Excerpted data:
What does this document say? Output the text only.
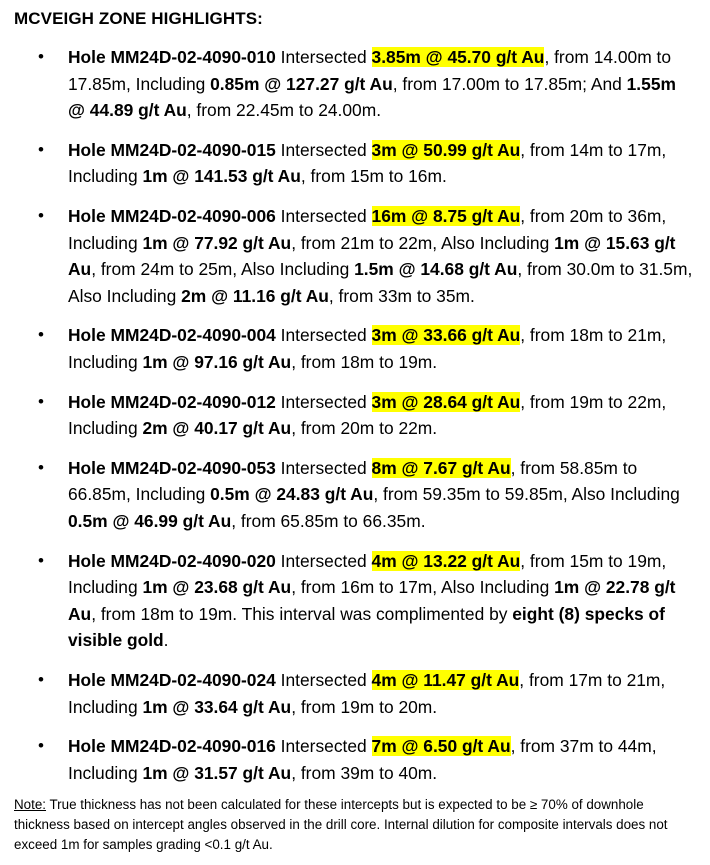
MCVEIGH ZONE HIGHLIGHTS:
• Hole MM24D-02-4090-010 Intersected 3.85m @ 45.70 g/t Au, from 14.00m to 17.85m, Including 0.85m @ 127.27 g/t Au, from 17.00m to 17.85m; And 1.55m @ 44.89 g/t Au, from 22.45m to 24.00m.
• Hole MM24D-02-4090-015 Intersected 3m @ 50.99 g/t Au, from 14m to 17m, Including 1m @ 141.53 g/t Au, from 15m to 16m.
• Hole MM24D-02-4090-006 Intersected 16m @ 8.75 g/t Au, from 20m to 36m, Including 1m @ 77.92 g/t Au, from 21m to 22m, Also Including 1m @ 15.63 g/t Au, from 24m to 25m, Also Including 1.5m @ 14.68 g/t Au, from 30.0m to 31.5m, Also Including 2m @ 11.16 g/t Au, from 33m to 35m.
• Hole MM24D-02-4090-004 Intersected 3m @ 33.66 g/t Au, from 18m to 21m, Including 1m @ 97.16 g/t Au, from 18m to 19m.
• Hole MM24D-02-4090-012 Intersected 3m @ 28.64 g/t Au, from 19m to 22m, Including 2m @ 40.17 g/t Au, from 20m to 22m.
• Hole MM24D-02-4090-053 Intersected 8m @ 7.67 g/t Au, from 58.85m to 66.85m, Including 0.5m @ 24.83 g/t Au, from 59.35m to 59.85m, Also Including 0.5m @ 46.99 g/t Au, from 65.85m to 66.35m.
• Hole MM24D-02-4090-020 Intersected 4m @ 13.22 g/t Au, from 15m to 19m, Including 1m @ 23.68 g/t Au, from 16m to 17m, Also Including 1m @ 22.78 g/t Au, from 18m to 19m. This interval was complimented by eight (8) specks of visible gold.
• Hole MM24D-02-4090-024 Intersected 4m @ 11.47 g/t Au, from 17m to 21m, Including 1m @ 33.64 g/t Au, from 19m to 20m.
• Hole MM24D-02-4090-016 Intersected 7m @ 6.50 g/t Au, from 37m to 44m, Including 1m @ 31.57 g/t Au, from 39m to 40m.
Note: True thickness has not been calculated for these intercepts but is expected to be ≥ 70% of downhole thickness based on intercept angles observed in the drill core. Internal dilution for composite intervals does not exceed 1m for samples grading <0.1 g/t Au.
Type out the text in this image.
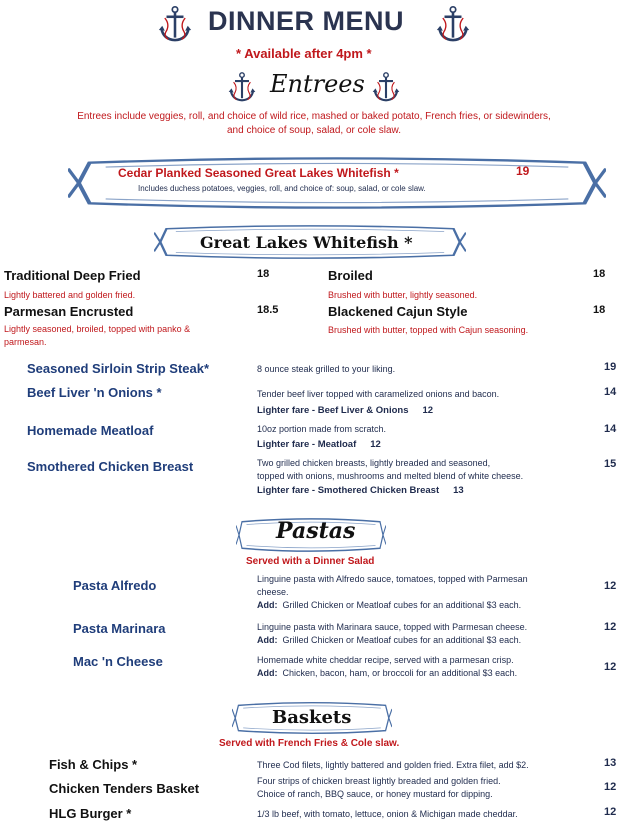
DINNER MENU
* Available after 4pm *
Entrees
Entrees include veggies, roll, and choice of wild rice, mashed or baked potato, French fries, or sidewinders,
and choice of soup, salad, or cole slaw.
Cedar Planked Seasoned Great Lakes Whitefish *	19
Includes duchess potatoes, veggies, roll, and choice of: soup, salad, or cole slaw.
Great Lakes Whitefish *
Traditional Deep Fried	18
Lightly battered and golden fried.
Broiled	18
Brushed with butter, lightly seasoned.
Parmesan Encrusted	18.5
Lightly seasoned, broiled, topped with panko &
parmesan.
Blackened Cajun Style	18
Brushed with butter, topped with Cajun seasoning.
Seasoned Sirloin Strip Steak*	8 ounce steak grilled to your liking.	19
Beef Liver 'n Onions *	Tender beef liver topped with caramelized onions and bacon.	14
Lighter fare - Beef Liver & Onions 12
Homemade Meatloaf	10oz portion made from scratch.	14
Lighter fare - Meatloaf 12
Smothered Chicken Breast	Two grilled chicken breasts, lightly breaded and seasoned,
topped with onions, mushrooms and melted blend of white cheese.
15
Lighter fare - Smothered Chicken Breast 13
Pastas
Served with a Dinner Salad
Pasta Alfredo	Linguine pasta with Alfredo sauce, tomatoes, topped with Parmesan
cheese.
Add: Grilled Chicken or Meatloaf cubes for an additional $3 each.
12
Pasta Marinara	Linguine pasta with Marinara sauce, topped with Parmesan cheese.
Add: Grilled Chicken or Meatloaf cubes for an additional $3 each.
12
Mac 'n Cheese	Homemade white cheddar recipe, served with a parmesan crisp.
Add: Chicken, bacon, ham, or broccoli for an additional $3 each.	12
Baskets
Served with French Fries & Cole slaw.
Fish & Chips *	Three Cod filets, lightly battered and golden fried. Extra filet, add $2.	13
Chicken Tenders Basket	Four strips of chicken breast lightly breaded and golden fried.
Choice of ranch, BBQ sauce, or honey mustard for dipping.
12
HLG Burger *	1/3 lb beef, with tomato, lettuce, onion & Michigan made cheddar.	12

Set exercise:
Across the material above, how many lines include the string "veggies"? Only the number is wanted.

Solution:
2